Glemsgau

Die 496 eingerichtete fränkisch-alemannische Grenze durchschneidet südlich von Grüningen den Glemsgau
Wie die fränkische Mark teilte die Diözesangrenze den Glemsgau. Der westliche und südliche Teil gehörten zu den Landkapiteln Grüningen und Weil der Stadt des Bistums Speyer, der östliche zum Landkapitel Cannstatt des Bistums Konstanz
Überlieferte Kernzone des Strohgäus und aus geographischer Sicht einzubeziehende Randbereiche

Der Glemsgau (auch „Glemisgowe“) in Baden-Württemberg zählt zu den um 750 vom karolingischen Hausmeier Karlmann eingeführten Gaugrafschaften,[1] die in der Regel nach Flüssen, hier der Glems, benannt wurden. Der Herrschaftsbezirk des Glemsgaus ignoriert die fränkisch-alemannische „Demarkationslinie“ weitgehend und ist nahezu deckungsgleich mit der überlieferten Kernzone des fruchtbaren Strohgäus.

Historische Geographie

Der Glemsgau liegt beiderseits der 496 festgelegten fränkisch-alemannischen Mark, die von der Hornisgrinde kommend bei Maichingen nach Nordosten verschwenkte und etwa ab dem „Glemseck“ oberhalb Eltingens der Glems nach Norden folgte, südlich von Markgröningen wieder nach Osten verschwenkte und südlich am Asperg vorbei zum Lemberg führte. Diese Grenzlinie schied denn auch die Bistümer Speyer und Konstanz, was sich im links und rechts der Glems gelegenen Ditzingen besonders niederschlug: Bis heute gibt es hier eine Speyrer und eine Konstanzer Kirche. Die kirchliche Zweiteilung des Glemsgaus durch die ehemalige fränkische Grenze zeigt die Karte des Landkapitels von Grüningen (heute Markgröningen). Im Gegensatz zur älteren kirchlichen Raumordnung ignorierte die unter Karlmann eingeführte politische Bezirksaufteilung in Gaugrafschaften offenbar die überkommene „Demarkationslinie“.

Der Glemsgau grenzt im Osten und Südosten an den Neckargau, im Südwesten und Westen an den Würmgau und im Nordwesten an den Enzgau. Eine Sonderstellung nahm am Nordrand das ausgemarkte Königsgut und spätere Reichslehen Grüningen ein, das keiner dieser Gaugrafschaften zugeordnet und dem Träger der Reichssturmfahne vorbehalten war. Im 11. Jahrhundert (bis 1121) war es allerdings zusammen mit dem Neckargau an die Grafen Werner „von Grüningen“ vergeben.

**Verfügbare Daten**
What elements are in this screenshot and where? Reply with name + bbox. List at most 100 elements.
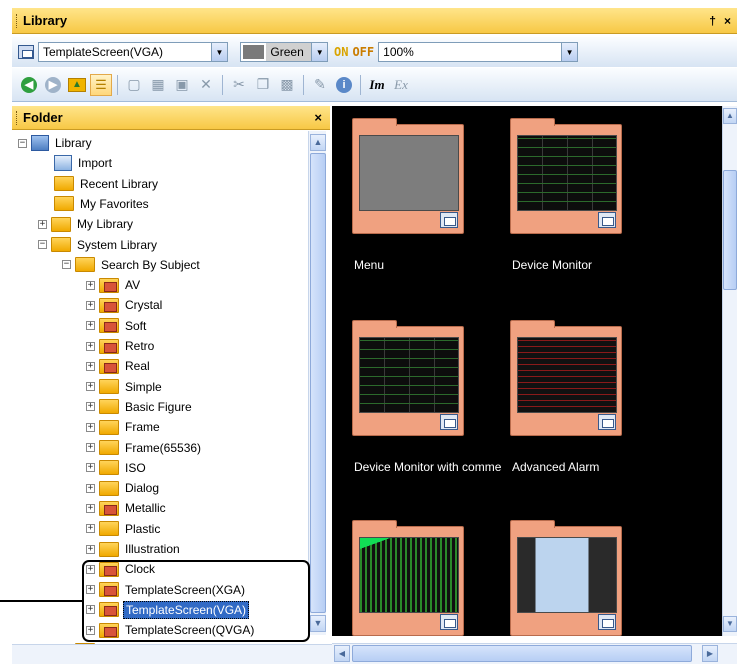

**Aufgabenstellung**
Schreib den Text über den Glemsgau von „Die 496 eingerichtete“ bis einschließlich „des fruchtbaren Strohgäus.“ erneut ab und tausche dabei „Gaugrafschaften“ gegen „Grafschaften“. Stütze dich allein auf den Text.

**Schriftliche Antwort**
Die 496 eingerichtete fränkisch-alemannische Grenze durchschneidet südlich von Grüningen den Glemsgau
Wie die fränkische Mark teilte die Diözesangrenze den Glemsgau. Der westliche und südliche Teil gehörten zu den Landkapiteln Grüningen und Weil der Stadt des Bistums Speyer, der östliche zum Landkapitel Cannstatt des Bistums Konstanz
Überlieferte Kernzone des Strohgäus und aus geographischer Sicht einzubeziehende Randbereiche

Der Glemsgau (auch „Glemisgowe“) in Baden-Württemberg zählt zu den um 750 vom karolingischen Hausmeier Karlmann eingeführten Grafschaften,[1] die in der Regel nach Flüssen, hier der Glems, benannt wurden. Der Herrschaftsbezirk des Glemsgaus ignoriert die fränkisch-alemannische „Demarkationslinie“ weitgehend und ist nahezu deckungsgleich mit der überlieferten Kernzone des fruchtbaren Strohgäus.